- _The problem_:
Here are some records. Copy each one exactly.

- _Raw records_:
◆ ◆ ◆ ◆ ◆ ◆ ◆

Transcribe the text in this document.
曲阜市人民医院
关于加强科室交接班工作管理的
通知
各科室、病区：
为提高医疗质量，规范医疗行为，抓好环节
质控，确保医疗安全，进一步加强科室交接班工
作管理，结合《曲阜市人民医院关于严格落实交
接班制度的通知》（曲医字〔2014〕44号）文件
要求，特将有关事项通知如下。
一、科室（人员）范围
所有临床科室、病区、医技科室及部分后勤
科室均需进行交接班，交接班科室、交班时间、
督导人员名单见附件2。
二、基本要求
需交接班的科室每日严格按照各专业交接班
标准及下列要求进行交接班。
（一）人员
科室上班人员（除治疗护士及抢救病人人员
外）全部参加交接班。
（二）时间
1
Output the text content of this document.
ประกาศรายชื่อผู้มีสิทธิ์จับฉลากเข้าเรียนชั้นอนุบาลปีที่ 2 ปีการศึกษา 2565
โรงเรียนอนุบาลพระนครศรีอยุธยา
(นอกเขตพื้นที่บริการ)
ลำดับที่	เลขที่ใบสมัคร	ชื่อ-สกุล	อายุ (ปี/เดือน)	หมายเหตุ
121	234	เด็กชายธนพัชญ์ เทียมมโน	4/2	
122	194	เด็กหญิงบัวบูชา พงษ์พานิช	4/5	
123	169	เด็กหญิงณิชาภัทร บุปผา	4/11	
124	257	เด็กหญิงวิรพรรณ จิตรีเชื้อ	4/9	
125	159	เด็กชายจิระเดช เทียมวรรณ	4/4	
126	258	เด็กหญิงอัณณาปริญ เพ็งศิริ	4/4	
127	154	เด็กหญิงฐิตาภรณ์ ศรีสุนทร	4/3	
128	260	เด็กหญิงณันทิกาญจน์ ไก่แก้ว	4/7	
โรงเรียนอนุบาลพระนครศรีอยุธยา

◆ ◆ ◆ ◆ ◆ ◆ ◆

- _Full output_:
Transcribe the text in this document.
曲阜市人民医院
关于加强科室交接班工作管理的
通知
各科室、病区：
为提高医疗质量，规范医疗行为，抓好环节
质控，确保医疗安全，进一步加强科室交接班工
作管理，结合《曲阜市人民医院关于严格落实交
接班制度的通知》（曲医字〔2014〕44号）文件
要求，特将有关事项通知如下。
一、科室（人员）范围
所有临床科室、病区、医技科室及部分后勤
科室均需进行交接班，交接班科室、交班时间、
督导人员名单见附件2。
二、基本要求
需交接班的科室每日严格按照各专业交接班
标准及下列要求进行交接班。
（一）人员
科室上班人员（除治疗护士及抢救病人人员
外）全部参加交接班。
（二）时间
1
Output the text content of this document.
ประกาศรายชื่อผู้มีสิทธิ์จับฉลากเข้าเรียนชั้นอนุบาลปีที่ 2 ปีการศึกษา 2565
โรงเรียนอนุบาลพระนครศรีอยุธยา
(นอกเขตพื้นที่บริการ)
ลำดับที่	เลขที่ใบสมัคร	ชื่อ-สกุล	อายุ (ปี/เดือน)	หมายเหตุ
121	234	เด็กชายธนพัชญ์ เทียมมโน	4/2	
122	194	เด็กหญิงบัวบูชา พงษ์พานิช	4/5	
123	169	เด็กหญิงณิชาภัทร บุปผา	4/11	
124	257	เด็กหญิงวิรพรรณ จิตรีเชื้อ	4/9	
125	159	เด็กชายจิระเดช เทียมวรรณ	4/4	
126	258	เด็กหญิงอัณณาปริญ เพ็งศิริ	4/4	
127	154	เด็กหญิงฐิตาภรณ์ ศรีสุนทร	4/3	
128	260	เด็กหญิงณันทิกาญจน์ ไก่แก้ว	4/7	
โรงเรียนอนุบาลพระนครศรีอยุธยา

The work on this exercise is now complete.